[Material supplied]:
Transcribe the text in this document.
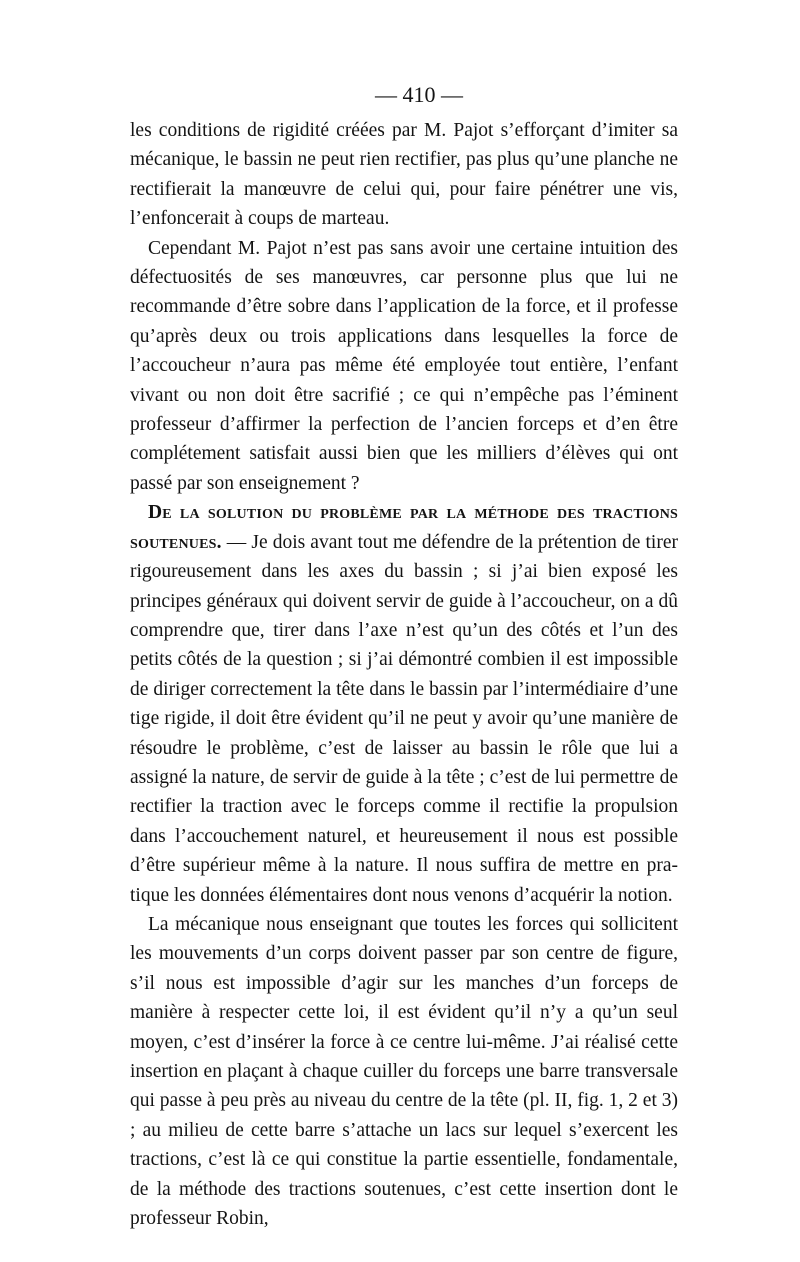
— 410 —

les conditions de rigidité créées par M. Pajot s’efforçant d’imiter sa mécanique, le bassin ne peut rien rectifier, pas plus qu’une planche ne rectifierait la manœuvre de celui qui, pour faire pénétrer une vis, l’enfoncerait à coups de marteau.

Cependant M. Pajot n’est pas sans avoir une certaine intuition des défectuosités de ses manœuvres, car personne plus que lui ne recommande d’être sobre dans l’application de la force, et il professe qu’après deux ou trois applications dans lesquelles la force de l’accoucheur n’aura pas même été employée tout entière, l’enfant vivant ou non doit être sacrifié ; ce qui n’empêche pas l’éminent professeur d’affirmer la perfection de l’ancien forceps et d’en être complétement satisfait aussi bien que les milliers d’élèves qui ont passé par son enseignement ?

De la solution du problème par la méthode des tractions soutenues. — Je dois avant tout me défendre de la prétention de tirer rigoureusement dans les axes du bassin ; si j’ai bien exposé les principes généraux qui doivent servir de guide à l’accoucheur, on a dû comprendre que, tirer dans l’axe n’est qu’un des côtés et l’un des petits côtés de la question ; si j’ai démontré combien il est impossible de diriger correctement la tête dans le bassin par l’intermédiaire d’une tige rigide, il doit être évident qu’il ne peut y avoir qu’une manière de résoudre le problème, c’est de laisser au bassin le rôle que lui a assigné la nature, de servir de guide à la tête ; c’est de lui permettre de rectifier la traction avec le forceps comme il rectifie la propulsion dans l’accouchement naturel, et heureusement il nous est possible d’être supérieur même à la nature. Il nous suffira de mettre en pratique les données élémentaires dont nous venons d’acquérir la notion.

La mécanique nous enseignant que toutes les forces qui sollicitent les mouvements d’un corps doivent passer par son centre de figure, s’il nous est impossible d’agir sur les manches d’un forceps de manière à respecter cette loi, il est évident qu’il n’y a qu’un seul moyen, c’est d’insérer la force à ce centre lui-même. J’ai réalisé cette insertion en plaçant à chaque cuiller du forceps une barre transversale qui passe à peu près au niveau du centre de la tête (pl. II, fig. 1, 2 et 3) ; au milieu de cette barre s’attache un lacs sur lequel s’exercent les tractions, c’est là ce qui constitue la partie essentielle, fondamentale, de la méthode des tractions soutenues, c’est cette insertion dont le professeur Robin,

[Requirements]: From the material, report only how many lines include the word "Pajot".

[Task solution]: 2